Would you copy only the lines below, beginning with the one that contains "What's the underlying" and running through the last entry line?

>>>

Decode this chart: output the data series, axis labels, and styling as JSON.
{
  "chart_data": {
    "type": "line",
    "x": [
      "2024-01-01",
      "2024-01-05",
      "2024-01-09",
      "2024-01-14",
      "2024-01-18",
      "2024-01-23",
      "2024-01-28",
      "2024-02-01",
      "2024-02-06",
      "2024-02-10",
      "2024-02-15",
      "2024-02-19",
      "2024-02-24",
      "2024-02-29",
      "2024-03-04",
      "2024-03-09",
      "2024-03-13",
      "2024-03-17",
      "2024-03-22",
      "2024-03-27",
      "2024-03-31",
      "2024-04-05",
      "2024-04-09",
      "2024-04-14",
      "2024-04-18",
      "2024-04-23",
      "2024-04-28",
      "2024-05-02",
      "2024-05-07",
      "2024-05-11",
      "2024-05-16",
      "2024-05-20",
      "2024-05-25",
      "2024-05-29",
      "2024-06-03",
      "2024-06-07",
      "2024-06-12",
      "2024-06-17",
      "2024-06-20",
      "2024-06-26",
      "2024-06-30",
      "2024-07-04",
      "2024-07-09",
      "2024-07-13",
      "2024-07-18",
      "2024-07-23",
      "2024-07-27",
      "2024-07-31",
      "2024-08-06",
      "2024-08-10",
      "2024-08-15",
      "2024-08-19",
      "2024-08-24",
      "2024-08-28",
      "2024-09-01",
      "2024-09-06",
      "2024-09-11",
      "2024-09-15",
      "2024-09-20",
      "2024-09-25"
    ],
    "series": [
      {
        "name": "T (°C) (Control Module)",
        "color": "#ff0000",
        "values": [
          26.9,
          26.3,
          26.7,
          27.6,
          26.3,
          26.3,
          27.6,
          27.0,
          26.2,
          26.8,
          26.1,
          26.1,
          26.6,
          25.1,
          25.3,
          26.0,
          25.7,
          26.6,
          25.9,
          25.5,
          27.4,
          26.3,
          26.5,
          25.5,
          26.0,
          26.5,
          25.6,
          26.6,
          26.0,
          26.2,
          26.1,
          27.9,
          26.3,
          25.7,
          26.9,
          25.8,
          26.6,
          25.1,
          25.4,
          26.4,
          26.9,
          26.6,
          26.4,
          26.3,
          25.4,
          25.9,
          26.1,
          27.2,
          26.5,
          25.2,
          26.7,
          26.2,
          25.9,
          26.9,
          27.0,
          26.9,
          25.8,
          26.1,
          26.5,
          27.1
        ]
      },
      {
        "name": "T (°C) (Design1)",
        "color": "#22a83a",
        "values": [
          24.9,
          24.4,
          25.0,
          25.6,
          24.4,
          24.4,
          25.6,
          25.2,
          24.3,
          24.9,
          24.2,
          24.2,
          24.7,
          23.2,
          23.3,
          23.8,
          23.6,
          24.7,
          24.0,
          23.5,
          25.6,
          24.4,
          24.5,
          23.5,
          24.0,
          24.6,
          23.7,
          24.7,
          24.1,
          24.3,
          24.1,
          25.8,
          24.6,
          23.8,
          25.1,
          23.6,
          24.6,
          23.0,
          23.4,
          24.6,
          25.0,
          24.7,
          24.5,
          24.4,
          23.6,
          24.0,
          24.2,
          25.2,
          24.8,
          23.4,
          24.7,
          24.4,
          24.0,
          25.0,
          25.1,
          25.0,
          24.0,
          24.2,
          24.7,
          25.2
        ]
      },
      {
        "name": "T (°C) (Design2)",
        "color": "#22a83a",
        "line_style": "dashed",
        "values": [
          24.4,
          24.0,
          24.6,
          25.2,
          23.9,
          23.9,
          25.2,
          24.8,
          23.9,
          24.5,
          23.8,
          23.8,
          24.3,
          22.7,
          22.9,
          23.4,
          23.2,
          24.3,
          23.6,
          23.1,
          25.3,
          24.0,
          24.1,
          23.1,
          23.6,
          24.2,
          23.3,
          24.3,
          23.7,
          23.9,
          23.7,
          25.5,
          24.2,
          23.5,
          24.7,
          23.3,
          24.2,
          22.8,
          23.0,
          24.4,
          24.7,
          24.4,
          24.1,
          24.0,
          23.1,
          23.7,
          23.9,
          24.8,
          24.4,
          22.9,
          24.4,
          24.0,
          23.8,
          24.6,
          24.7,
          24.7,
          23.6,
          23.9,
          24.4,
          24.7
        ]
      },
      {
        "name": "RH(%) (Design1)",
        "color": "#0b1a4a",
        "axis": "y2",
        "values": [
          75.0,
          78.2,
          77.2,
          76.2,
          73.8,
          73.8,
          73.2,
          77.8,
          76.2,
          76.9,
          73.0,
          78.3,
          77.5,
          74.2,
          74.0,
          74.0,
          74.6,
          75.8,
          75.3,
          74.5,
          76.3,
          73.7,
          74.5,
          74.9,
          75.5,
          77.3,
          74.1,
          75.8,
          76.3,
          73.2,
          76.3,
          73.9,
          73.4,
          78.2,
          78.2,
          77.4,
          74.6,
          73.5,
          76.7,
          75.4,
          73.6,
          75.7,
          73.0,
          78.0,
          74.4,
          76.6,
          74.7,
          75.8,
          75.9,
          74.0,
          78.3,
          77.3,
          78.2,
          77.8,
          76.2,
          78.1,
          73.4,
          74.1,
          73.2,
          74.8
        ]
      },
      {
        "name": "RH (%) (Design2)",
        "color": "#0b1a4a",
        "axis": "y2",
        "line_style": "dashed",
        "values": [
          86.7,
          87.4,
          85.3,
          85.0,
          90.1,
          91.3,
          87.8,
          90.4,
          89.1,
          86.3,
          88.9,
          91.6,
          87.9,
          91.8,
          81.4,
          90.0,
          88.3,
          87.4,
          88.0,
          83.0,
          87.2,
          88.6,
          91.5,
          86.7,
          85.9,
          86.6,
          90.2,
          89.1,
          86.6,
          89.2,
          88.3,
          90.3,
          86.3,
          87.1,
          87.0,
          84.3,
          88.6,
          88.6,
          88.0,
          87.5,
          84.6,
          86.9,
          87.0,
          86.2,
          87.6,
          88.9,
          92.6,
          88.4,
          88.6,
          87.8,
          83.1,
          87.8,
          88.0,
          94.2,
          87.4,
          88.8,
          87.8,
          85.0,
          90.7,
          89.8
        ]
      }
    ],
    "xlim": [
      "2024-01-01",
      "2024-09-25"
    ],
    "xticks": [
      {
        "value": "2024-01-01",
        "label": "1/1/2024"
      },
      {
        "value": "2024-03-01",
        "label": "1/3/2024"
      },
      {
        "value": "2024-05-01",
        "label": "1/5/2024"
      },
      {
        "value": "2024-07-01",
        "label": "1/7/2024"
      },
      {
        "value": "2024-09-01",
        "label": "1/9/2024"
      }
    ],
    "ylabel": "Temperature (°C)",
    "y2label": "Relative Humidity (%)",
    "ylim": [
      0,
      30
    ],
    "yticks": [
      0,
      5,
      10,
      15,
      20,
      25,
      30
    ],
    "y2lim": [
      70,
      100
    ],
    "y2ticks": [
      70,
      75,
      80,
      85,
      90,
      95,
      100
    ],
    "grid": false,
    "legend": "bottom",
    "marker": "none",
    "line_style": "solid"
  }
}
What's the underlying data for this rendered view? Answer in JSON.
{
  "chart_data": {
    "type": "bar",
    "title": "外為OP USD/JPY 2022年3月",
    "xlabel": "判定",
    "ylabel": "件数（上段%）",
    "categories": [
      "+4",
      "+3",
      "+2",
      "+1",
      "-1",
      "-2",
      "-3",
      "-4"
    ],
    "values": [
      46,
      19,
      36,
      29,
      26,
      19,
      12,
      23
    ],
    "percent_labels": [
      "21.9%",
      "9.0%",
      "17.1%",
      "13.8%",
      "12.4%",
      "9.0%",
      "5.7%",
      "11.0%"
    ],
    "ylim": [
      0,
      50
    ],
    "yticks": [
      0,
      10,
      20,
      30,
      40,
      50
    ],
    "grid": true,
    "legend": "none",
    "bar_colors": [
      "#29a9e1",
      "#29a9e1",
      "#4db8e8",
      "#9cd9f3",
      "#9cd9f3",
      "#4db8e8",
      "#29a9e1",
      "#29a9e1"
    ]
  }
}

<<<

• [RESPONSE TO THIS TASK]
What's the underlying data for this rendered view? Answer in JSON.
{
  "chart_data": {
    "type": "bar",
    "title": "外為OP USD/JPY 2022年3月",
    "xlabel": "判定",
    "ylabel": "件数（上段%）",
    "categories": [
      "+4",
      "+3",
      "+2",
      "+1",
      "-1",
      "-2",
      "-3",
      "-4"
    ],
    "values": [
      46,
      19,
      36,
      29,
      26,
      19,
      12,
      23
    ],
    "percent_labels": [
      "21.9%",
      "9.0%",
      "17.1%",
      "13.8%",
      "12.4%",
      "9.0%",
      "5.7%",
      "11.0%"
    ],
    "ylim": [
      0,
      50
    ],
    "yticks": [
      0,
      10,
      20,
      30,
      40,
      50
    ],
    "grid": true,
    "legend": "none",
    "bar_colors": [
      "#29a9e1",
      "#29a9e1",
      "#4db8e8",
      "#9cd9f3",
      "#9cd9f3",
      "#4db8e8",
      "#29a9e1",
      "#29a9e1"
    ]
  }
}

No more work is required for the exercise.